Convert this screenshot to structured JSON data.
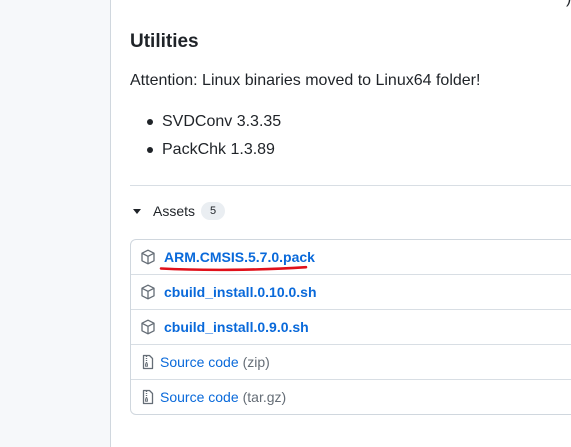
{
  "top_fragment": ")",
  "heading": "Utilities",
  "attention": "Attention: Linux binaries moved to Linux64 folder!",
  "bullets": [
    "SVDConv 3.3.35",
    "PackChk 1.3.89"
  ],
  "assets": {
    "label": "Assets",
    "count": "5",
    "files": [
      {
        "name": "ARM.CMSIS.5.7.0.pack",
        "icon": "package-icon"
      },
      {
        "name": "cbuild_install.0.10.0.sh",
        "icon": "package-icon"
      },
      {
        "name": "cbuild_install.0.9.0.sh",
        "icon": "package-icon"
      }
    ],
    "sources": [
      {
        "label": "Source code",
        "ext": "(zip)",
        "icon": "file-zip-icon"
      },
      {
        "label": "Source code",
        "ext": "(tar.gz)",
        "icon": "file-zip-icon"
      }
    ]
  },
  "annotation_color": "#e0101a",
  "link_color": "#0969da"
}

◆ **Given instruction**: Your copy should hold every record word for word and none of the pictures.

◆ **Result**:
Convert this screenshot to structured JSON data.
{
  "top_fragment": ")",
  "heading": "Utilities",
  "attention": "Attention: Linux binaries moved to Linux64 folder!",
  "bullets": [
    "SVDConv 3.3.35",
    "PackChk 1.3.89"
  ],
  "assets": {
    "label": "Assets",
    "count": "5",
    "files": [
      {
        "name": "ARM.CMSIS.5.7.0.pack",
        "icon": "package-icon"
      },
      {
        "name": "cbuild_install.0.10.0.sh",
        "icon": "package-icon"
      },
      {
        "name": "cbuild_install.0.9.0.sh",
        "icon": "package-icon"
      }
    ],
    "sources": [
      {
        "label": "Source code",
        "ext": "(zip)",
        "icon": "file-zip-icon"
      },
      {
        "label": "Source code",
        "ext": "(tar.gz)",
        "icon": "file-zip-icon"
      }
    ]
  },
  "annotation_color": "#e0101a",
  "link_color": "#0969da"
}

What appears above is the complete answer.